Given instruction: Locate each line below that includes "name" and reproduce it.

Rows:
--------------------------------

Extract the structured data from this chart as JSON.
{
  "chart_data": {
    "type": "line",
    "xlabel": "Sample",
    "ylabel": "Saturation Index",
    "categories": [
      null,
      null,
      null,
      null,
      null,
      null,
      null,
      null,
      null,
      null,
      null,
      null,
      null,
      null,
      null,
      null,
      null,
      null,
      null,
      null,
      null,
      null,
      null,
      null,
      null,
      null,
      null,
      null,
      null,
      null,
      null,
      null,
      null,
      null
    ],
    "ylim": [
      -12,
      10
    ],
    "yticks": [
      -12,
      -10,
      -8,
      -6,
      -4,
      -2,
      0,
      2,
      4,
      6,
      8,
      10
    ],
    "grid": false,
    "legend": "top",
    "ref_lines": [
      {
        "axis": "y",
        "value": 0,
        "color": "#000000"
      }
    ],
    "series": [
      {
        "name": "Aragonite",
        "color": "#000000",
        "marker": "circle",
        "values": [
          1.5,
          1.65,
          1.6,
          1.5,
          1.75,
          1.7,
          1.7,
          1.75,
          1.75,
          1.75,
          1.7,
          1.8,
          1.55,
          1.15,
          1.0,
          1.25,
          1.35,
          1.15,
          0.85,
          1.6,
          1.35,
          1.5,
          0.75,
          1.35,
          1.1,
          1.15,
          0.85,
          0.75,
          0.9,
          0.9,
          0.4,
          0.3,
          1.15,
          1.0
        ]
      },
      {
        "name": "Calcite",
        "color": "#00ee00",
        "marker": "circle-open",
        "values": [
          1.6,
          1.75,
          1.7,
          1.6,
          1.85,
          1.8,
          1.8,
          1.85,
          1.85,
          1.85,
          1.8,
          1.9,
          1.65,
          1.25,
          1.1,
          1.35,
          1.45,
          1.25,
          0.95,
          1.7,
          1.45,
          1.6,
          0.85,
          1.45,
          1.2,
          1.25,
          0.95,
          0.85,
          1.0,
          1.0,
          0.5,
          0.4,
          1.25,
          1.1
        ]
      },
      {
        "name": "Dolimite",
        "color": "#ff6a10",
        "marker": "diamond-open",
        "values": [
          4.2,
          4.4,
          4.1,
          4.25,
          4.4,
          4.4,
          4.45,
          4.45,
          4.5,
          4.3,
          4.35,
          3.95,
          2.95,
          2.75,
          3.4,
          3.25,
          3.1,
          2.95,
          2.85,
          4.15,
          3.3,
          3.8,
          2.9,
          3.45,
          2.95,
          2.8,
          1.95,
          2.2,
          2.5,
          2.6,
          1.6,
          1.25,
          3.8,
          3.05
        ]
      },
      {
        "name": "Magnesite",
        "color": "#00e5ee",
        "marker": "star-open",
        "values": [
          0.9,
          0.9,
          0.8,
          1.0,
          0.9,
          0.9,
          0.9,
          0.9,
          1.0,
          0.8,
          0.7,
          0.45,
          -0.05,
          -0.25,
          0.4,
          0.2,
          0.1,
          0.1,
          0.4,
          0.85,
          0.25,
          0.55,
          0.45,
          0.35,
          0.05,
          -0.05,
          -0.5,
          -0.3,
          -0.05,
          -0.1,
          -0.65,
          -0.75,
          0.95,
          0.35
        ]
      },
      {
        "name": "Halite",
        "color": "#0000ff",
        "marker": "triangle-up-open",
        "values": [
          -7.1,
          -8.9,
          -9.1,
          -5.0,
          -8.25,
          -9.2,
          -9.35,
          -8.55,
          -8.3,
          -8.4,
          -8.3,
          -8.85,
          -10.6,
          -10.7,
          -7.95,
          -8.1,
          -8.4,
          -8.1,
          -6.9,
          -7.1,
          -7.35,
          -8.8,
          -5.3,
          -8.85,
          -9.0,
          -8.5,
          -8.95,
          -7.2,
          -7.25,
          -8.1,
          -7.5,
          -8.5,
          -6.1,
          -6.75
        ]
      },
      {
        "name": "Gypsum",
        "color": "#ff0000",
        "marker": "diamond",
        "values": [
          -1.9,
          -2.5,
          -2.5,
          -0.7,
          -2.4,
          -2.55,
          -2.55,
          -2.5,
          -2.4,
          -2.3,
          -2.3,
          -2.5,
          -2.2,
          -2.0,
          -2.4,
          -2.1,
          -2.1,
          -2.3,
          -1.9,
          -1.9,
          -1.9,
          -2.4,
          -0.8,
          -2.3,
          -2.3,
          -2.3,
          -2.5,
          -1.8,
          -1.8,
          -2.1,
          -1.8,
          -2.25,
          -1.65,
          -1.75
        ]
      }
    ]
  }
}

--------------------------------

Problem solution:
        "name": "Aragonite",
        "name": "Calcite",
        "name": "Dolimite",
        "name": "Magnesite",
        "name": "Halite",
        "name": "Gypsum",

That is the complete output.